#### [EXERCISE INSTRUCTIONS]
Wherever "related" appears in a line, list that line.

[start of INPUT FOR THIS TASK]

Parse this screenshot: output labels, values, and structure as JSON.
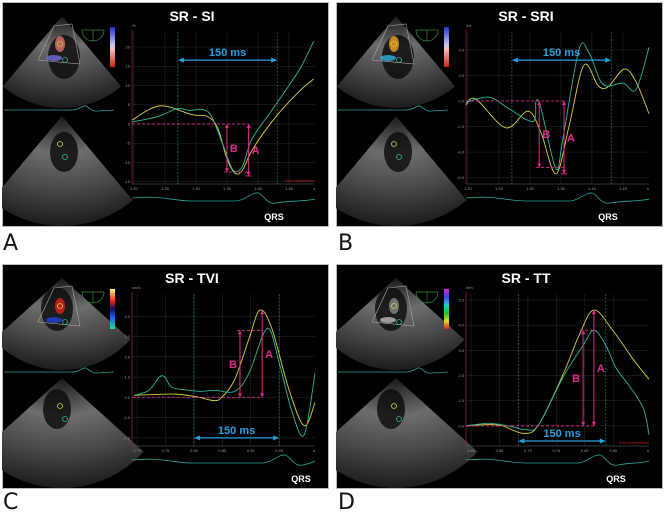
{
  "figure": {
    "panel_labels": [
      "A",
      "B",
      "C",
      "D"
    ]
  },
  "colors": {
    "yellow": "#d9d23c",
    "green": "#2bb79a",
    "magenta": "#e32a8c",
    "interval": "#2a9fe0",
    "ecg": "#27a895",
    "axis_red": "#8a2040",
    "drift": "#d41a1a"
  },
  "panels": [
    {
      "title": "SR - SI",
      "interval_label": "150 ms",
      "qrs_label": "QRS",
      "a_label": "A",
      "b_label": "B",
      "drift_label": "Drift compensation"
    },
    {
      "title": "SR - SRI",
      "interval_label": "150 ms",
      "qrs_label": "QRS",
      "a_label": "A",
      "b_label": "B"
    },
    {
      "title": "SR - TVI",
      "interval_label": "150 ms",
      "qrs_label": "QRS",
      "a_label": "A",
      "b_label": "B"
    },
    {
      "title": "SR - TT",
      "interval_label": "150 ms",
      "qrs_label": "QRS",
      "a_label": "A",
      "b_label": "B",
      "drift_label": "Drift compensation"
    }
  ],
  "chart_data": [
    {
      "type": "line",
      "title": "SR - SI",
      "y_unit": "%",
      "x_unit": "s",
      "xlim": [
        1.197,
        1.492
      ],
      "ylim": [
        -15.6,
        23.9
      ],
      "xticks": [
        1.2,
        1.25,
        1.3,
        1.35,
        1.4,
        1.45
      ],
      "xtick_labels": [
        "1.20",
        "1.25",
        "1.30",
        "1.35",
        "1.40",
        "1.45"
      ],
      "yticks": [
        20,
        15,
        10,
        5,
        0,
        -5,
        -10,
        -15
      ],
      "ytick_labels": [
        "20",
        "15",
        "10",
        "5",
        "0",
        "-5",
        "-10",
        "-15"
      ],
      "series": [
        {
          "name": "yellow",
          "points": [
            [
              1.197,
              1
            ],
            [
              1.242,
              4.7
            ],
            [
              1.294,
              2.4
            ],
            [
              1.318,
              2
            ],
            [
              1.335,
              -1
            ],
            [
              1.35,
              -9
            ],
            [
              1.363,
              -12.8
            ],
            [
              1.375,
              -12
            ],
            [
              1.39,
              -7
            ],
            [
              1.415,
              -1
            ],
            [
              1.44,
              4
            ],
            [
              1.47,
              9
            ],
            [
              1.49,
              11.7
            ]
          ]
        },
        {
          "name": "green",
          "points": [
            [
              1.197,
              0.5
            ],
            [
              1.24,
              2
            ],
            [
              1.27,
              4
            ],
            [
              1.29,
              3.5
            ],
            [
              1.31,
              3.8
            ],
            [
              1.325,
              2
            ],
            [
              1.345,
              -6
            ],
            [
              1.36,
              -12
            ],
            [
              1.375,
              -11
            ],
            [
              1.39,
              -4
            ],
            [
              1.42,
              3
            ],
            [
              1.45,
              10
            ],
            [
              1.47,
              15
            ],
            [
              1.49,
              21.5
            ]
          ]
        }
      ],
      "annotations": {
        "baseline": 0,
        "b": {
          "t": 1.35,
          "value": -12.5
        },
        "a": {
          "t": 1.385,
          "value": -13.5
        },
        "interval": {
          "start": 1.271,
          "end": 1.431,
          "value": 16.6
        }
      }
    },
    {
      "type": "line",
      "title": "SR - SRI",
      "y_unit": "1/s",
      "x_unit": "s",
      "xlim": [
        1.197,
        1.492
      ],
      "ylim": [
        -6.5,
        5.4
      ],
      "xticks": [
        1.2,
        1.25,
        1.3,
        1.35,
        1.4,
        1.45
      ],
      "xtick_labels": [
        "1.20",
        "1.25",
        "1.30",
        "1.35",
        "1.40",
        "1.45"
      ],
      "yticks": [
        4,
        2,
        0,
        -2,
        -4,
        -6
      ],
      "ytick_labels": [
        "4.0",
        "2.0",
        "0.0",
        "-2.0",
        "-4.0",
        "-6.0"
      ],
      "series": [
        {
          "name": "yellow",
          "points": [
            [
              1.197,
              -0.3
            ],
            [
              1.213,
              0.15
            ],
            [
              1.261,
              -2.1
            ],
            [
              1.297,
              -0.8
            ],
            [
              1.318,
              -2.5
            ],
            [
              1.342,
              -5.7
            ],
            [
              1.363,
              -2
            ],
            [
              1.387,
              2.8
            ],
            [
              1.41,
              1.2
            ],
            [
              1.426,
              1.1
            ],
            [
              1.452,
              2.5
            ],
            [
              1.471,
              1.5
            ],
            [
              1.492,
              -1
            ]
          ]
        },
        {
          "name": "green",
          "points": [
            [
              1.197,
              -0.1
            ],
            [
              1.234,
              0.3
            ],
            [
              1.266,
              -0.6
            ],
            [
              1.305,
              -1.6
            ],
            [
              1.31,
              0
            ],
            [
              1.318,
              -0.6
            ],
            [
              1.342,
              -5.3
            ],
            [
              1.353,
              -3
            ],
            [
              1.379,
              4
            ],
            [
              1.395,
              3.8
            ],
            [
              1.418,
              1.3
            ],
            [
              1.45,
              1.4
            ],
            [
              1.471,
              0.9
            ],
            [
              1.492,
              4.2
            ]
          ]
        }
      ],
      "annotations": {
        "baseline": 0,
        "b": {
          "t": 1.315,
          "value": -5.2
        },
        "a": {
          "t": 1.355,
          "value": -5.7
        },
        "interval": {
          "start": 1.271,
          "end": 1.431,
          "value": 3.2
        }
      }
    },
    {
      "type": "line",
      "title": "SR - TVI",
      "y_unit": "cm/s",
      "x_unit": "s",
      "xlim": [
        0.691,
        1.013
      ],
      "ylim": [
        -2.4,
        5.1
      ],
      "xticks": [
        0.7,
        0.75,
        0.8,
        0.85,
        0.9,
        0.95
      ],
      "xtick_labels": [
        "0.70",
        "0.75",
        "0.80",
        "0.85",
        "0.90",
        "0.95"
      ],
      "yticks": [
        4,
        3,
        2,
        1,
        0,
        -1,
        -2
      ],
      "ytick_labels": [
        "4.0",
        "3.0",
        "2.0",
        "1.0",
        "0.0",
        "-1.0",
        "-2.0"
      ],
      "series": [
        {
          "name": "yellow",
          "points": [
            [
              0.695,
              0.1
            ],
            [
              0.767,
              0.16
            ],
            [
              0.809,
              0
            ],
            [
              0.835,
              -0.16
            ],
            [
              0.849,
              0
            ],
            [
              0.872,
              0.9
            ],
            [
              0.897,
              2.9
            ],
            [
              0.916,
              4.3
            ],
            [
              0.937,
              3.4
            ],
            [
              0.967,
              0.4
            ],
            [
              0.994,
              -1.4
            ],
            [
              1.013,
              -0.25
            ]
          ]
        },
        {
          "name": "green",
          "points": [
            [
              0.695,
              0.1
            ],
            [
              0.721,
              0.35
            ],
            [
              0.739,
              1.0
            ],
            [
              0.749,
              1.0
            ],
            [
              0.761,
              0.5
            ],
            [
              0.791,
              0.35
            ],
            [
              0.814,
              0.3
            ],
            [
              0.837,
              0.35
            ],
            [
              0.872,
              0.3
            ],
            [
              0.897,
              1.2
            ],
            [
              0.929,
              3.4
            ],
            [
              0.95,
              1.7
            ],
            [
              0.973,
              -0.75
            ],
            [
              0.994,
              -1.85
            ],
            [
              1.013,
              1.2
            ]
          ]
        }
      ],
      "annotations": {
        "baseline": 0,
        "b": {
          "t": 0.881,
          "value": 3.3
        },
        "a": {
          "t": 0.92,
          "value": 4.3
        },
        "interval": {
          "start": 0.8,
          "end": 0.95,
          "value": -2.0
        }
      }
    },
    {
      "type": "line",
      "title": "SR - TT",
      "y_unit": "mm",
      "x_unit": "s",
      "xlim": [
        0.591,
        0.913
      ],
      "ylim": [
        -0.8,
        5.24
      ],
      "xticks": [
        0.6,
        0.65,
        0.7,
        0.75,
        0.8,
        0.85
      ],
      "xtick_labels": [
        "0.60",
        "0.65",
        "0.70",
        "0.75",
        "0.80",
        "0.85"
      ],
      "yticks": [
        5,
        4,
        3,
        2,
        1,
        0
      ],
      "ytick_labels": [
        "5.0",
        "4.0",
        "3.0",
        "2.0",
        "1.0",
        "0.0"
      ],
      "series": [
        {
          "name": "yellow",
          "points": [
            [
              0.591,
              0
            ],
            [
              0.631,
              0.05
            ],
            [
              0.655,
              0
            ],
            [
              0.693,
              -0.3
            ],
            [
              0.719,
              0.05
            ],
            [
              0.761,
              2.0
            ],
            [
              0.79,
              3.6
            ],
            [
              0.816,
              4.6
            ],
            [
              0.849,
              3.8
            ],
            [
              0.885,
              2.65
            ],
            [
              0.913,
              1.85
            ]
          ]
        },
        {
          "name": "green",
          "points": [
            [
              0.591,
              0
            ],
            [
              0.631,
              0.1
            ],
            [
              0.665,
              0
            ],
            [
              0.697,
              -0.15
            ],
            [
              0.719,
              0.05
            ],
            [
              0.761,
              1.9
            ],
            [
              0.797,
              3.2
            ],
            [
              0.816,
              3.8
            ],
            [
              0.837,
              3.2
            ],
            [
              0.855,
              2.3
            ],
            [
              0.878,
              1.6
            ],
            [
              0.903,
              0.7
            ],
            [
              0.913,
              -0.35
            ]
          ]
        }
      ],
      "annotations": {
        "baseline": 0,
        "b": {
          "t": 0.797,
          "value": 3.8
        },
        "a": {
          "t": 0.816,
          "value": 4.6
        },
        "interval": {
          "start": 0.683,
          "end": 0.837,
          "value": -0.6
        }
      }
    }
  ]
}
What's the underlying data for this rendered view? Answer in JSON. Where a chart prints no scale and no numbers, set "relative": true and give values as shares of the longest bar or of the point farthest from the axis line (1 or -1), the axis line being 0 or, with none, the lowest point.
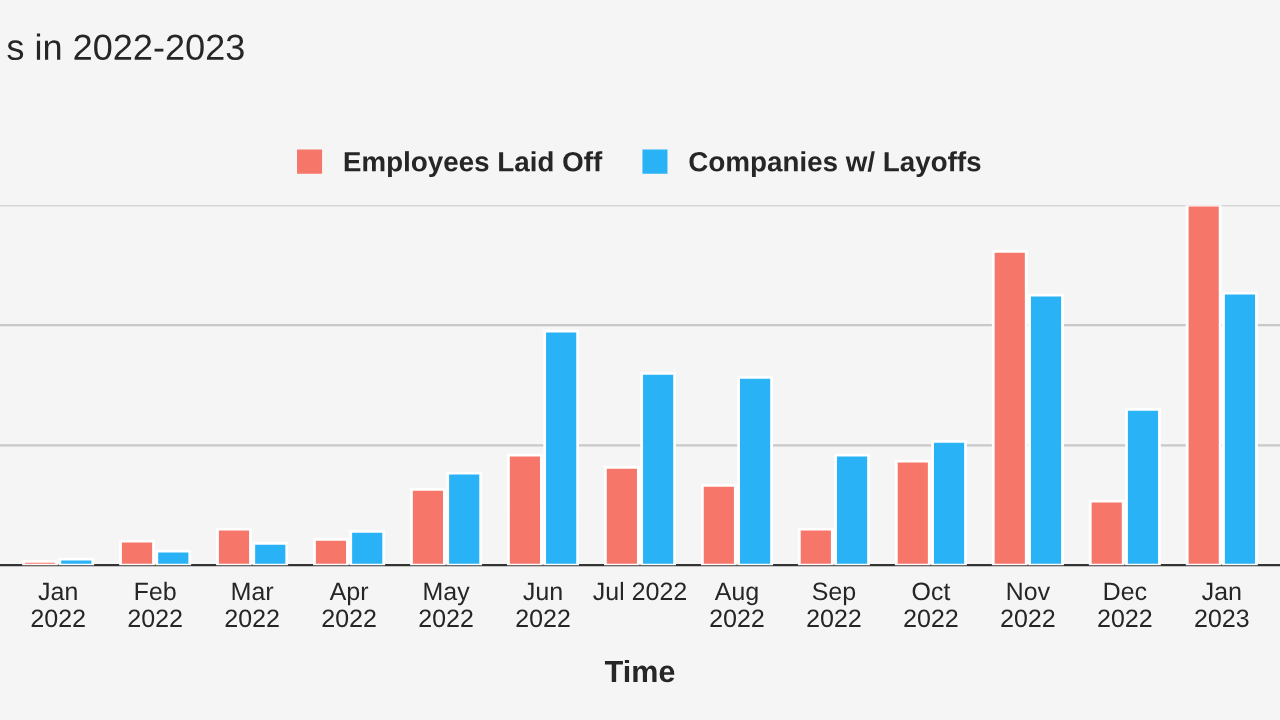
{
  "chart_data": {
    "type": "bar",
    "title": "s in 2022-2023",
    "xlabel": "Time",
    "relative": true,
    "ref_lines": [
      {
        "axis": "y",
        "value": 0.333,
        "color": "#c8c8c8"
      },
      {
        "axis": "y",
        "value": 0.667,
        "color": "#c8c8c8"
      },
      {
        "axis": "y",
        "value": 1,
        "color": "#c8c8c8"
      }
    ],
    "legend": "top",
    "categories": [
      "Jan\n2022",
      "Feb\n2022",
      "Mar\n2022",
      "Apr\n2022",
      "May\n2022",
      "Jun\n2022",
      "Jul 2022",
      "Aug\n2022",
      "Sep\n2022",
      "Oct\n2022",
      "Nov\n2022",
      "Dec\n2022",
      "Jan\n2023"
    ],
    "series": [
      {
        "name": "Employees Laid Off",
        "color": "#f7766a",
        "values": [
          0.011,
          0.067,
          0.1,
          0.072,
          0.211,
          0.306,
          0.272,
          0.222,
          0.1,
          0.289,
          0.872,
          0.178,
          1.0
        ]
      },
      {
        "name": "Companies w/ Layoffs",
        "color": "#29b3f6",
        "values": [
          0.017,
          0.039,
          0.061,
          0.094,
          0.256,
          0.65,
          0.533,
          0.522,
          0.306,
          0.344,
          0.75,
          0.433,
          0.756
        ]
      }
    ]
  }
}
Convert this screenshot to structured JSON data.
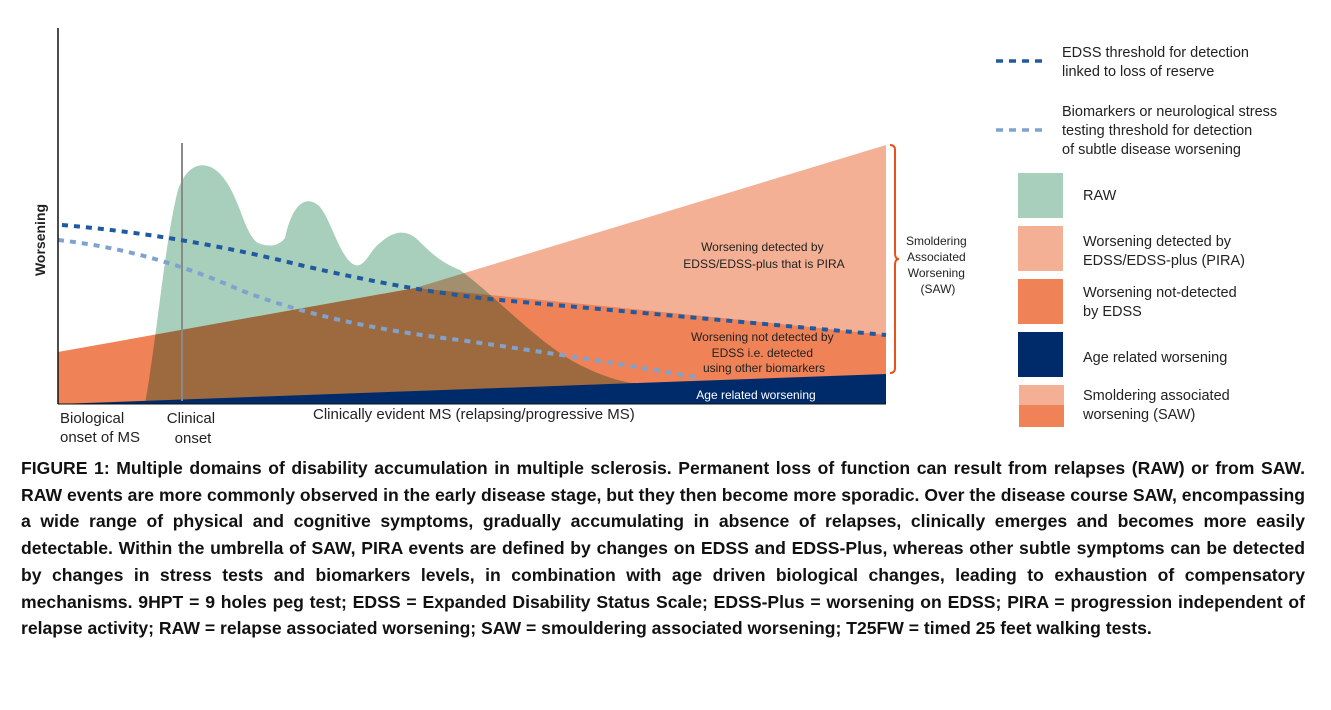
{
  "figure": {
    "y_axis_label": "Worsening",
    "x_labels": {
      "biological_onset": [
        "Biological",
        "onset of MS"
      ],
      "clinical_onset": [
        "Clinical",
        "onset"
      ],
      "clinically_evident": "Clinically evident MS (relapsing/progressive MS)"
    },
    "region_labels": {
      "pira": [
        "Worsening detected by",
        "EDSS/EDSS-plus that is PIRA"
      ],
      "not_detected": [
        "Worsening not detected by",
        "EDSS i.e. detected",
        "using other biomarkers"
      ],
      "age": "Age related worsening"
    },
    "bracket_label": [
      "Smoldering",
      "Associated",
      "Worsening",
      "(SAW)"
    ],
    "colors": {
      "raw": "#a8cfbb",
      "pira": "#f4b094",
      "not_detected": "#ef8256",
      "age": "#002b6b",
      "edss_line": "#1f5aa0",
      "biomarker_line": "#7fa3cc",
      "bracket": "#e8501c"
    },
    "legend": {
      "lines": [
        {
          "label": [
            "EDSS threshold for detection",
            "linked to loss of reserve"
          ],
          "style": "dark-blue-dashed"
        },
        {
          "label": [
            "Biomarkers or neurological stress",
            "testing threshold for detection",
            "of subtle disease worsening"
          ],
          "style": "light-blue-dashed"
        }
      ],
      "swatches": [
        {
          "label": [
            "RAW"
          ]
        },
        {
          "label": [
            "Worsening detected by",
            "EDSS/EDSS-plus (PIRA)"
          ]
        },
        {
          "label": [
            "Worsening not-detected",
            "by EDSS"
          ]
        },
        {
          "label": [
            "Age related worsening"
          ]
        },
        {
          "label": [
            "Smoldering associated",
            "worsening (SAW)"
          ]
        }
      ]
    }
  },
  "caption": "FIGURE 1: Multiple domains of disability accumulation in multiple sclerosis. Permanent loss of function can result from relapses (RAW) or from SAW. RAW events are more commonly observed in the early disease stage, but they then become more sporadic. Over the disease course SAW, encompassing a wide range of physical and cognitive symptoms, gradually accumulating in absence of relapses, clinically emerges and becomes more easily detectable. Within the umbrella of SAW, PIRA events are defined by changes on EDSS and EDSS-Plus, whereas other subtle symptoms can be detected by changes in stress tests and biomarkers levels, in combination with age driven biological changes, leading to exhaustion of compensatory mechanisms. 9HPT = 9 holes peg test; EDSS = Expanded Disability Status Scale; EDSS-Plus = worsening on EDSS; PIRA = progression independent of relapse activity; RAW = relapse associated worsening; SAW = smouldering associated worsening; T25FW = timed 25 feet walking tests."
}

[end of INPUT FOR THIS TASK]

#### [OUTPUT OF THE EXERCISE]
      "age": "Age related worsening"
            "Age related worsening"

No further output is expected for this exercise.